** begin Extracted records **

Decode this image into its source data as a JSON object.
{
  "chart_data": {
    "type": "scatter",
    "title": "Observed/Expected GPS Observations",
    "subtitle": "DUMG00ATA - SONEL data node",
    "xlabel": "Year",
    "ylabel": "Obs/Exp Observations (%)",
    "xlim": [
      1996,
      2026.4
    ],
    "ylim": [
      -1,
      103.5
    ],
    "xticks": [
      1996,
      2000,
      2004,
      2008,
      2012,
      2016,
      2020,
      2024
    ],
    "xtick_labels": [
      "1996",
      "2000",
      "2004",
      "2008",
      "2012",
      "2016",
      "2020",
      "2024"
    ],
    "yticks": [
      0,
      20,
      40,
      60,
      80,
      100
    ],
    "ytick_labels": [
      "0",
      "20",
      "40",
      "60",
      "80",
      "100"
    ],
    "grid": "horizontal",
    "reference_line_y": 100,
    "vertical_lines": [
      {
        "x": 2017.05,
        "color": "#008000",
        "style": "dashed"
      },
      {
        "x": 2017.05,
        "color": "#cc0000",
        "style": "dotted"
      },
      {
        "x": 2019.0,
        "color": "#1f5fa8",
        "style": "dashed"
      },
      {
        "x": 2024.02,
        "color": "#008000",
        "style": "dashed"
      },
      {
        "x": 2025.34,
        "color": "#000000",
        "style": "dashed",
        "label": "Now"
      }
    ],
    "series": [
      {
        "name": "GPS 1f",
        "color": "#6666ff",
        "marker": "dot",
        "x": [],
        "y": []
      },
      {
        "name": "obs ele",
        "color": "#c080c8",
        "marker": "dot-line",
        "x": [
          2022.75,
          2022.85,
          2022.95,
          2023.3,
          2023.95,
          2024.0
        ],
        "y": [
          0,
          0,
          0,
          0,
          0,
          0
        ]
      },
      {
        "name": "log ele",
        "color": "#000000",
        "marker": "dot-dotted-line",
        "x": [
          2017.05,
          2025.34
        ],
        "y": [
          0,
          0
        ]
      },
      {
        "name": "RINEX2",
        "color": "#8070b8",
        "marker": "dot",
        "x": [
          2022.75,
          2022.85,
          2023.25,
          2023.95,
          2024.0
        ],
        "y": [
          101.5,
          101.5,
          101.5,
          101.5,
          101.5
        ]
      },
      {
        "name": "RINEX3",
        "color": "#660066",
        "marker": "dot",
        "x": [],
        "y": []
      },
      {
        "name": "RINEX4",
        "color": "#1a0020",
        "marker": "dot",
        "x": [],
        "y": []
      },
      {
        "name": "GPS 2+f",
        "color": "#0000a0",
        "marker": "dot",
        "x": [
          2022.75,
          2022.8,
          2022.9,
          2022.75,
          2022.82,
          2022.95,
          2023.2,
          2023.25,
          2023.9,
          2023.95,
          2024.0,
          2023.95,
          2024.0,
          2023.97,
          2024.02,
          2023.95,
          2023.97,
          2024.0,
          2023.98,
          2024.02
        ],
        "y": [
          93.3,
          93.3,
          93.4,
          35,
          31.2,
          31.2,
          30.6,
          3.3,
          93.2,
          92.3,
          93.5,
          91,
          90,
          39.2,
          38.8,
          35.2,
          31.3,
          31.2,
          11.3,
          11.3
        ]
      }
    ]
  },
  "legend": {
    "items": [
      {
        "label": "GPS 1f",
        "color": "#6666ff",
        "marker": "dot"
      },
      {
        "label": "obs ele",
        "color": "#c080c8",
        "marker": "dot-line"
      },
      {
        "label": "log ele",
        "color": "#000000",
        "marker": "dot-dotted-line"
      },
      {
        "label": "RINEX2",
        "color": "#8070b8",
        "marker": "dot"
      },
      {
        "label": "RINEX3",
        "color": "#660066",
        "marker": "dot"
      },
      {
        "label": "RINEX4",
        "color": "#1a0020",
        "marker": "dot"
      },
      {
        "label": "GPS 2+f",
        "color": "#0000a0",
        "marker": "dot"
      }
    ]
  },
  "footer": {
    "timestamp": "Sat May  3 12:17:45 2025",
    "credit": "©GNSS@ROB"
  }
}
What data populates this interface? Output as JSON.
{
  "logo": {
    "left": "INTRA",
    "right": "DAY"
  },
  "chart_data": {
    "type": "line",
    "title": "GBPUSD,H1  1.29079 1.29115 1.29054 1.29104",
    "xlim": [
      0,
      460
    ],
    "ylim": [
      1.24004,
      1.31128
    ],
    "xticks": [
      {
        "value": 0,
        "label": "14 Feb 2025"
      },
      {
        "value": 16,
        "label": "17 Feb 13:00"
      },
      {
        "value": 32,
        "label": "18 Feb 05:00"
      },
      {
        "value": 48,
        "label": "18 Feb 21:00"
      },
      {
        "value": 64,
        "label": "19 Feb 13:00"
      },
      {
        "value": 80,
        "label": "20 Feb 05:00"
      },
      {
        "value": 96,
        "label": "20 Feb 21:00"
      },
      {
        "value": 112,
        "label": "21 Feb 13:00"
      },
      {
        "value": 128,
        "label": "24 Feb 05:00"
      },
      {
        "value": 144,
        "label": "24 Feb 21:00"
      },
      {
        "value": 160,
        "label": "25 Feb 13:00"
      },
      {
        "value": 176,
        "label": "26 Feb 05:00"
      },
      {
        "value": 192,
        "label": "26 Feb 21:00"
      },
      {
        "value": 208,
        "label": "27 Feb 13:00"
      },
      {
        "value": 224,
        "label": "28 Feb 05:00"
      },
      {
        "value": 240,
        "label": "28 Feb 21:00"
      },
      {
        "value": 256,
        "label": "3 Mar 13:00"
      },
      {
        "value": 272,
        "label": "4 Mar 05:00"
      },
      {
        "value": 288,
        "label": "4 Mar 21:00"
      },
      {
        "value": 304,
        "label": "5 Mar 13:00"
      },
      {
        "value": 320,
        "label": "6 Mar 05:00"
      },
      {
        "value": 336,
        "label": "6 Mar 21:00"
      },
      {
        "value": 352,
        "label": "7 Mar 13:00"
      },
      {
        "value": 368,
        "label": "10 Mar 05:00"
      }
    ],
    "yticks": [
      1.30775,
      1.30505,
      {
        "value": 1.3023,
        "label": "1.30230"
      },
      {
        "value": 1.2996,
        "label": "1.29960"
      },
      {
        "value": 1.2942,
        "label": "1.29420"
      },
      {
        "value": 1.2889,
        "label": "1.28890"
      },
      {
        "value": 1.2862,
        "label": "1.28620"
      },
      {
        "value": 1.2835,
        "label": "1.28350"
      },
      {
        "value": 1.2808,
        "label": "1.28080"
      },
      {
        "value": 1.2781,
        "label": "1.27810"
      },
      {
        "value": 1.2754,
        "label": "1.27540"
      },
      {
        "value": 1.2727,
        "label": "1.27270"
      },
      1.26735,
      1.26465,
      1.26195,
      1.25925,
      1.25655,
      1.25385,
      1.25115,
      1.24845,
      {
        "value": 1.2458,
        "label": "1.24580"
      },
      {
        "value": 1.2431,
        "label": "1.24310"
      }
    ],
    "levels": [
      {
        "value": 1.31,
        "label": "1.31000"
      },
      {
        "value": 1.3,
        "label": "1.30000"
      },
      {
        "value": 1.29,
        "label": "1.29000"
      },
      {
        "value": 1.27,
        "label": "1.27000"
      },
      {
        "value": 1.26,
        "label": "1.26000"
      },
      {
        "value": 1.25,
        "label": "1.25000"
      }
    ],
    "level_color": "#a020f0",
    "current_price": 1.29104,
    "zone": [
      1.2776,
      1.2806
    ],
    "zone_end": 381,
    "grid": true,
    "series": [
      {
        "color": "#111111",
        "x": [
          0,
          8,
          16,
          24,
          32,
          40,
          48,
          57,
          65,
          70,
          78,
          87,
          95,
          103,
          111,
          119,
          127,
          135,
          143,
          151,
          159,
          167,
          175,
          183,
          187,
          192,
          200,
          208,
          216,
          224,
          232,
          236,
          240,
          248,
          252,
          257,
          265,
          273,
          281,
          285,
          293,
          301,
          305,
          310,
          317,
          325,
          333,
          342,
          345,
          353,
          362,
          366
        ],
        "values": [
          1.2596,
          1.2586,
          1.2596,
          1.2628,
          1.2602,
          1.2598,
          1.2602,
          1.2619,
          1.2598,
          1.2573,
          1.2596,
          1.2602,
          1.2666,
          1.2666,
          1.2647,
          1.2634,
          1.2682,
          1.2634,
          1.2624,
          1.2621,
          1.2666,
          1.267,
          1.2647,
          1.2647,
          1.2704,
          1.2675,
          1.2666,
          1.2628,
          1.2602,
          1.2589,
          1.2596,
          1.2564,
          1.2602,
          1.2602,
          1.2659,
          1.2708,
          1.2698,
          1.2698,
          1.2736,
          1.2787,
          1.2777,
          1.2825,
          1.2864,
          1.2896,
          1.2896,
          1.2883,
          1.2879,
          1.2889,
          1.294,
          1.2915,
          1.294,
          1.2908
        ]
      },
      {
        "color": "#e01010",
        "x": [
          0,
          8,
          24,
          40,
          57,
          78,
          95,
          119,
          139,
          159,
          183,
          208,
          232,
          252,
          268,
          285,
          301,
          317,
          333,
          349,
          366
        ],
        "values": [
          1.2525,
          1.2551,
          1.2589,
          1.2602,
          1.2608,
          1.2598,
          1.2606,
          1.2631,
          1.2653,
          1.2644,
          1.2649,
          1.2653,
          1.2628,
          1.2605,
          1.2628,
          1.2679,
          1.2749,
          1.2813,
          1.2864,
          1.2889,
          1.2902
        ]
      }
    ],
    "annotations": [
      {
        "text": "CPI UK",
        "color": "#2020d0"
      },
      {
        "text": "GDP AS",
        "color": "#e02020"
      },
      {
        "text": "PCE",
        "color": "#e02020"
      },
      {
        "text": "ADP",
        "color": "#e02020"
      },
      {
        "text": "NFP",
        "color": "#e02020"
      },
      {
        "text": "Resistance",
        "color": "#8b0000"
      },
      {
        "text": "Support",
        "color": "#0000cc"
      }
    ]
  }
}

** end Extracted records **

# What you have to do:
Copy every line in the listing above where the string "JSON" turns up.

# Final result:
Decode this image into its source data as a JSON object.
What data populates this interface? Output as JSON.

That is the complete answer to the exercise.